:: What the task requires ::
Search the material for the word "functional" and report each line where it turns up.

[Start of Data shown]

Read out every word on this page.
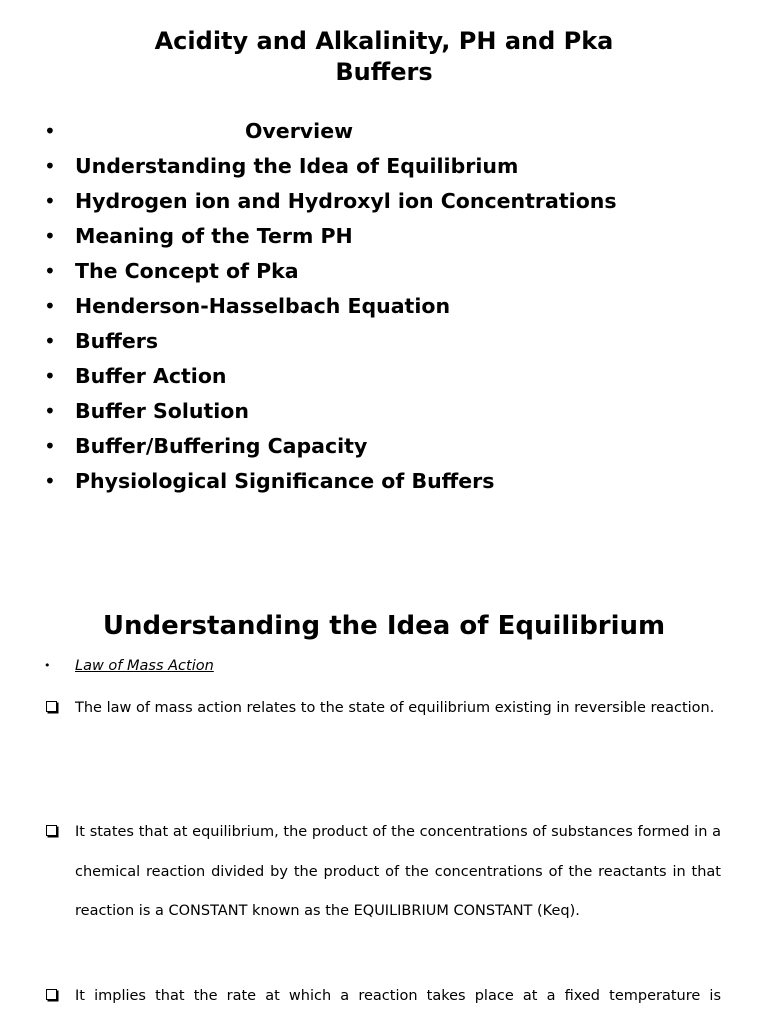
Acidity and Alkalinity, PH and Pka
Buffers
•	Overview
• Understanding the Idea of Equilibrium
• Hydrogen ion and Hydroxyl ion Concentrations
• Meaning of the Term PH
• The Concept of Pka
• Henderson-Hasselbach Equation
• Buffers
• Buffer Action
• Buffer Solution
• Buffer/Buffering Capacity
• Physiological Significance of Buffers
Understanding the Idea of Equilibrium
• Law of Mass Action

The law of mass action relates to the state of equilibrium existing in reversible reaction.

It states that at equilibrium, the product of the concentrations of substances formed in a chemical reaction divided by the product of the concentrations of the reactants in that reaction is a CONSTANT known as the EQUILIBRIUM CONSTANT (Keq).

It implies that the rate at which a reaction takes place at a fixed temperature is
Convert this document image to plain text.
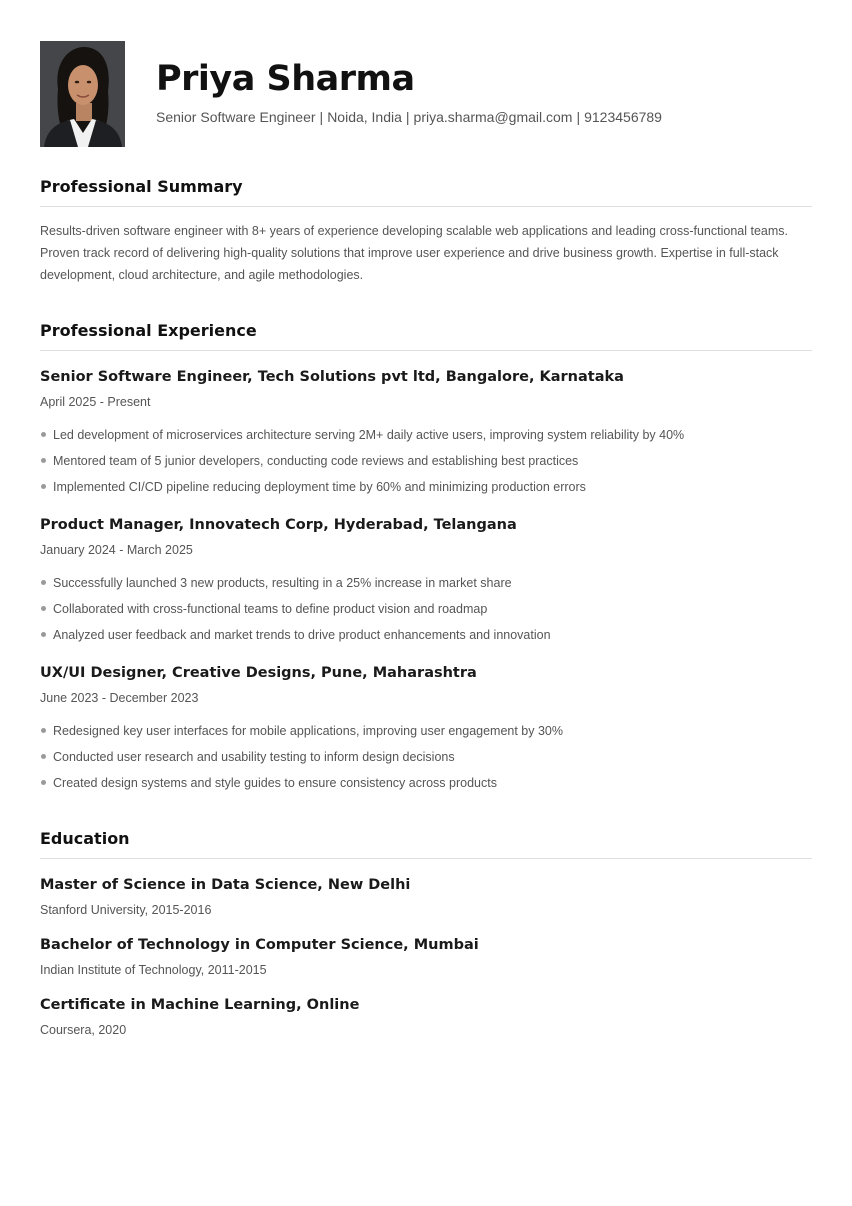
Priya Sharma
Senior Software Engineer | Noida, India | priya.sharma@gmail.com | 9123456789
Professional Summary

Results-driven software engineer with 8+ years of experience developing scalable web applications and leading cross-functional teams. Proven track record of delivering high-quality solutions that improve user experience and drive business growth. Expertise in full-stack development, cloud architecture, and agile methodologies.

Professional Experience
Senior Software Engineer, Tech Solutions pvt ltd, Bangalore, Karnataka
April 2025 - Present
Led development of microservices architecture serving 2M+ daily active users, improving system reliability by 40%
Mentored team of 5 junior developers, conducting code reviews and establishing best practices
Implemented CI/CD pipeline reducing deployment time by 60% and minimizing production errors
Product Manager, Innovatech Corp, Hyderabad, Telangana
January 2024 - March 2025
Successfully launched 3 new products, resulting in a 25% increase in market share
Collaborated with cross-functional teams to define product vision and roadmap
Analyzed user feedback and market trends to drive product enhancements and innovation
UX/UI Designer, Creative Designs, Pune, Maharashtra
June 2023 - December 2023
Redesigned key user interfaces for mobile applications, improving user engagement by 30%
Conducted user research and usability testing to inform design decisions
Created design systems and style guides to ensure consistency across products
Education
Master of Science in Data Science, New Delhi
Stanford University, 2015-2016
Bachelor of Technology in Computer Science, Mumbai
Indian Institute of Technology, 2011-2015
Certificate in Machine Learning, Online
Coursera, 2020
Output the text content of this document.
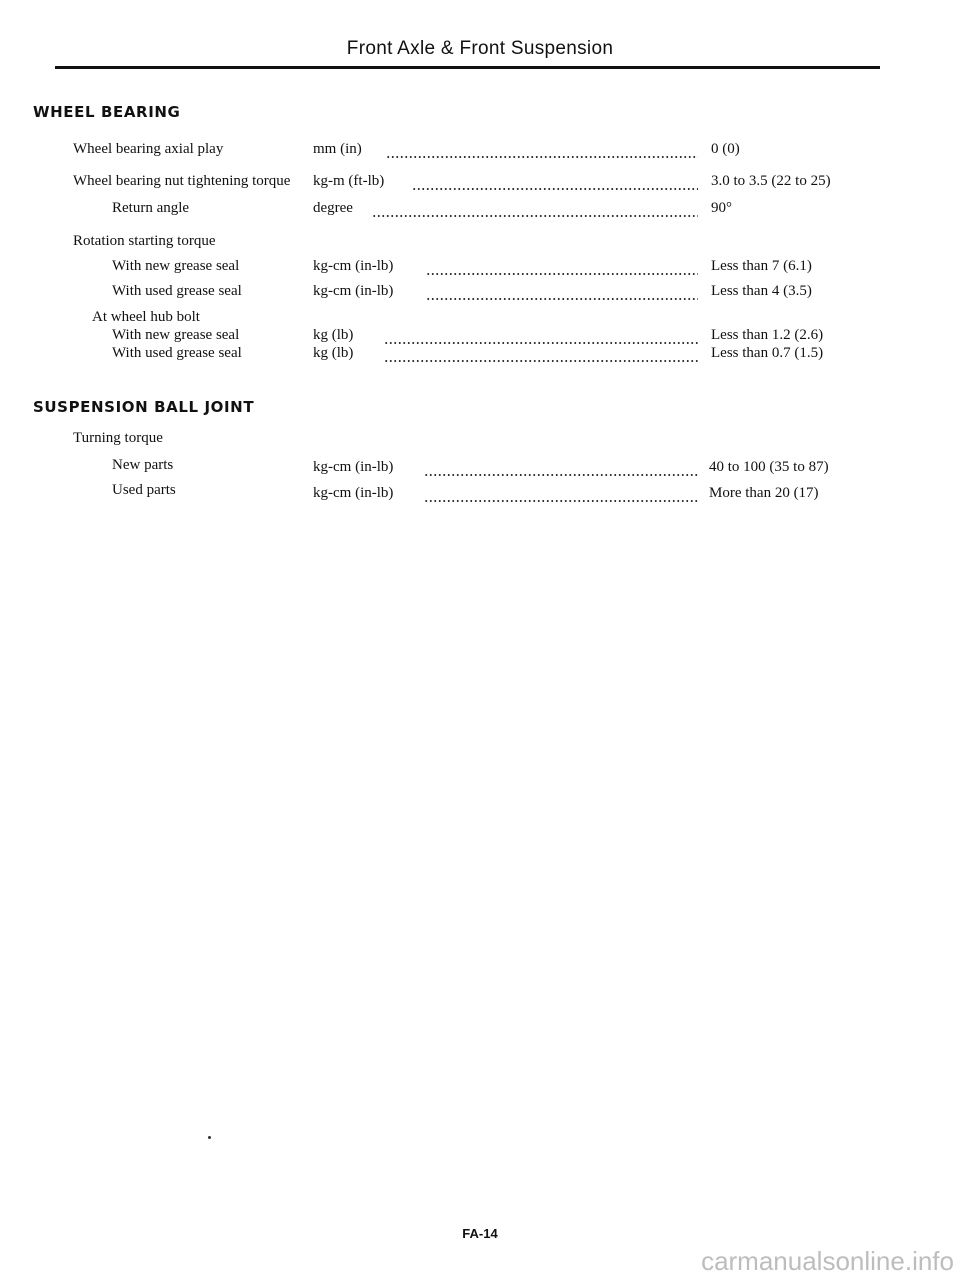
Front Axle & Front Suspension
WHEEL BEARING
Wheel bearing axial play	mm (in)	0 (0)
Wheel bearing nut tightening torque kg-m (ft-lb)	3.0 to 3.5 (22 to 25)
Return angle	degree	90°
Rotation starting torque
With new grease seal	kg-cm (in-lb)	Less than 7 (6.1)
With used grease seal	kg-cm (in-lb)	Less than 4 (3.5)
At wheel hub bolt
With new grease seal	kg (lb)	Less than 1.2 (2.6)
With used grease seal	kg (lb)	Less than 0.7 (1.5)
SUSPENSION BALL JOINT
Turning torque
New parts	kg-cm (in-lb)	40 to 100 (35 to 87)
Used parts	kg-cm (in-lb)	More than 20 (17)
FA-14
carmanualsonline.info
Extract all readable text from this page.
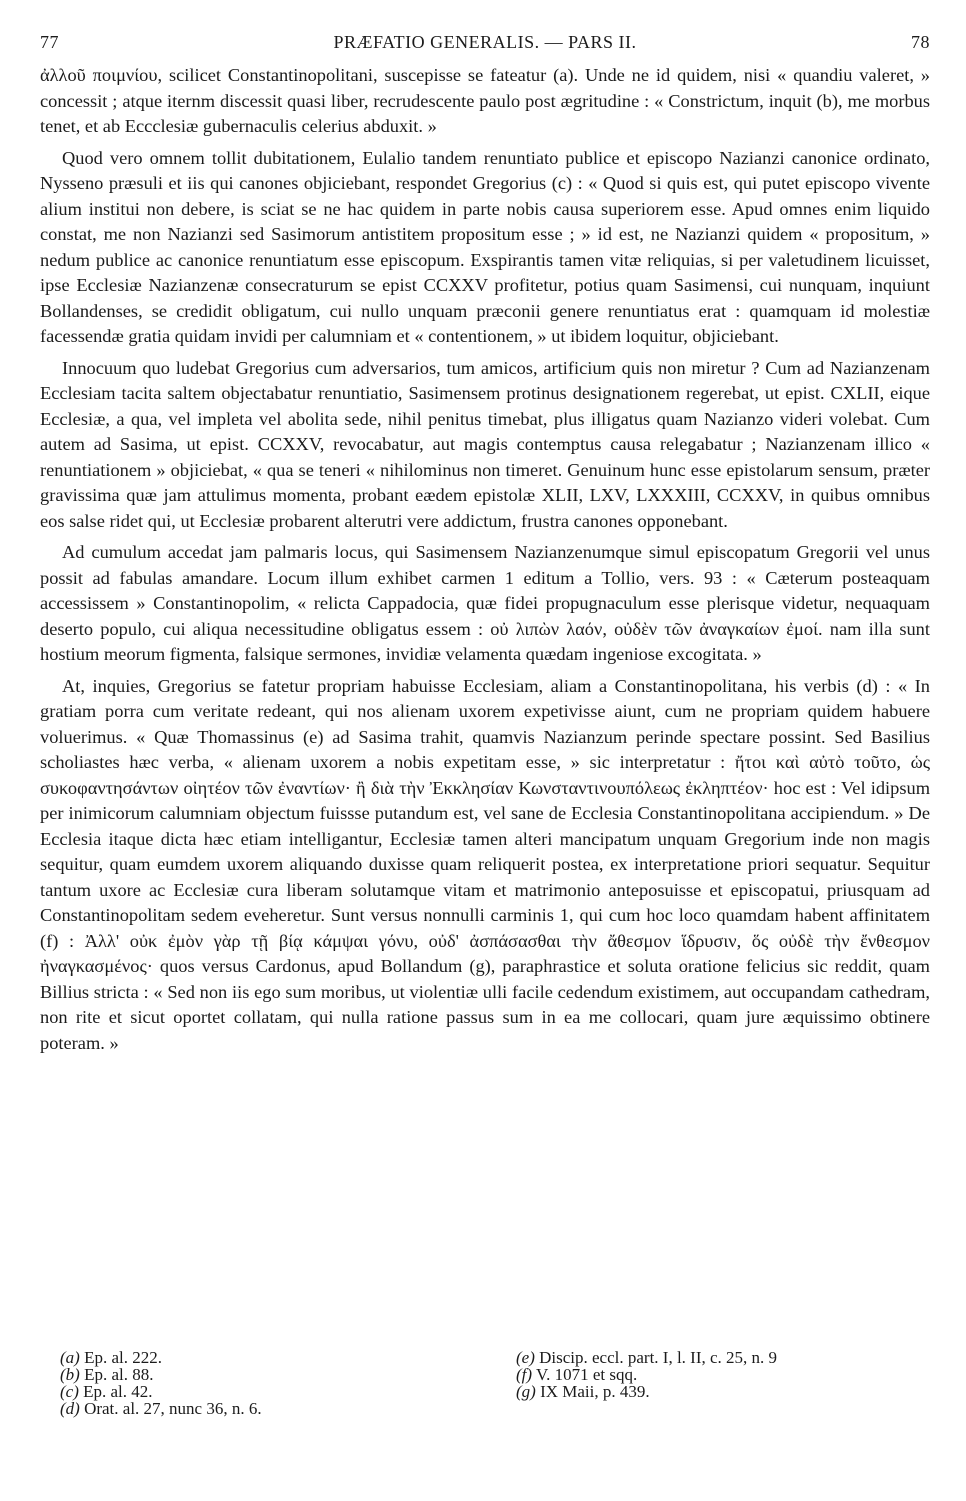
77	PRÆFATIO GENERALIS. — PARS II.	78

ἀλλοῦ ποιμνίου, scilicet Constantinopolitani, suscepisse se fateatur (a). Unde ne id quidem, nisi « quandiu valeret, » concessit ; atque iternm discessit quasi liber, recrudescente paulo post ægritudine : « Constrictum, inquit (b), me morbus tenet, et ab Eccclesiæ gubernaculis celerius abduxit. »

Quod vero omnem tollit dubitationem, Eulalio tandem renuntiato publice et episcopo Nazianzi canonice ordinato, Nysseno præsuli et iis qui canones objiciebant, respondet Gregorius (c) : « Quod si quis est, qui putet episcopo vivente alium institui non debere, is sciat se ne hac quidem in parte nobis causa superiorem esse. Apud omnes enim liquido constat, me non Nazianzi sed Sasimorum antistitem propositum esse ; » id est, ne Nazianzi quidem « propositum, » nedum publice ac canonice renuntiatum esse episcopum. Exspirantis tamen vitæ reliquias, si per valetudinem licuisset, ipse Ecclesiæ Nazianzenæ consecraturum se epist CCXXV profitetur, potius quam Sasimensi, cui nunquam, inquiunt Bollandenses, se credidit obligatum, cui nullo unquam præconii genere renuntiatus erat : quamquam id molestiæ facessendæ gratia quidam invidi per calumniam et « contentionem, » ut ibidem loquitur, objiciebant.

Innocuum quo ludebat Gregorius cum adversarios, tum amicos, artificium quis non miretur ? Cum ad Nazianzenam Ecclesiam tacita saltem objectabatur renuntiatio, Sasimensem protinus designationem regerebat, ut epist. CXLII, eique Ecclesiæ, a qua, vel impleta vel abolita sede, nihil penitus timebat, plus illigatus quam Nazianzo videri volebat. Cum autem ad Sasima, ut epist. CCXXV, revocabatur, aut magis contemptus causa relegabatur ; Nazianzenam illico « renuntiationem » objiciebat, « qua se teneri « nihilominus non timeret. Genuinum hunc esse epistolarum sensum, præter gravissima quæ jam attulimus momenta, probant eædem epistolæ XLII, LXV, LXXXIII, CCXXV, in quibus omnibus eos salse ridet qui, ut Ecclesiæ probarent alterutri vere addictum, frustra canones opponebant.

Ad cumulum accedat jam palmaris locus, qui Sasimensem Nazianzenumque simul episcopatum Gregorii vel unus possit ad fabulas amandare. Locum illum exhibet carmen 1 editum a Tollio, vers. 93 : « Cæterum posteaquam accessissem » Constantinopolim, « relicta Cappadocia, quæ fidei propugnaculum esse plerisque videtur, nequaquam deserto populo, cui aliqua necessitudine obligatus essem : οὐ λιπὼν λαόν, οὐδὲν τῶν ἀναγκαίων ἐμοί. nam illa sunt hostium meorum figmenta, falsique sermones, invidiæ velamenta quædam ingeniose excogitata. »

At, inquies, Gregorius se fatetur propriam habuisse Ecclesiam, aliam a Constantinopolitana, his verbis (d) : « In gratiam porra cum veritate redeant, qui nos alienam uxorem expetivisse aiunt, cum ne propriam quidem habuere voluerimus. « Quæ Thomassinus (e) ad Sasima trahit, quamvis Nazianzum perinde spectare possint. Sed Basilius scholiastes hæc verba, « alienam uxorem a nobis expetitam esse, » sic interpretatur : ἤτοι καὶ αὐτὸ τοῦτο, ὡς συκοφαντησάντων οἰητέον τῶν ἐναντίων· ἢ διὰ τὴν Ἐκκλησίαν Κωνσταντινουπόλεως ἐκληπτέον· hoc est : Vel idipsum per inimicorum calumniam objectum fuissse putandum est, vel sane de Ecclesia Constantinopolitana accipiendum. » De Ecclesia itaque dicta hæc etiam intelligantur, Ecclesiæ tamen alteri mancipatum unquam Gregorium inde non magis sequitur, quam eumdem uxorem aliquando duxisse quam reliquerit postea, ex interpretatione priori sequatur. Sequitur tantum uxore ac Ecclesiæ cura liberam solutamque vitam et matrimonio anteposuisse et episcopatui, priusquam ad Constantinopolitam sedem eveheretur. Sunt versus nonnulli carminis 1, qui cum hoc loco quamdam habent affinitatem (f) : Ἀλλ' οὐκ ἐμὸν γὰρ τῇ βίᾳ κάμψαι γόνυ, οὐδ' ἀσπάσασθαι τὴν ἄθεσμον ἵδρυσιν, ὅς οὐδὲ τὴν ἔνθεσμον ἠναγκασμένος· quos versus Cardonus, apud Bollandum (g), paraphrastice et soluta oratione felicius sic reddit, quam Billius stricta : « Sed non iis ego sum moribus, ut violentiæ ulli facile cedendum existimem, aut occupandam cathedram, non rite et sicut oportet collatam, qui nulla ratione passus sum in ea me collocari, quam jure æquissimo obtinere poteram. »

(a) Ep. al. 222.
(b) Ep. al. 88.
(c) Ep. al. 42.
(d) Orat. al. 27, nunc 36, n. 6.
(e) Discip. eccl. part. I, l. II, c. 25, n. 9
(f) V. 1071 et sqq.
(g) IX Maii, p. 439.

[End of Data shown]

:: Correct output ::
Results-driven software engineer with 8+ years of experience developing scalable web applications and leading cross-functional teams. Proven track record of delivering high-quality solutions that improve user experience and drive business growth. Expertise in full-stack development, cloud architecture, and agile methodologies.
Collaborated with cross-functional teams to define product vision and roadmap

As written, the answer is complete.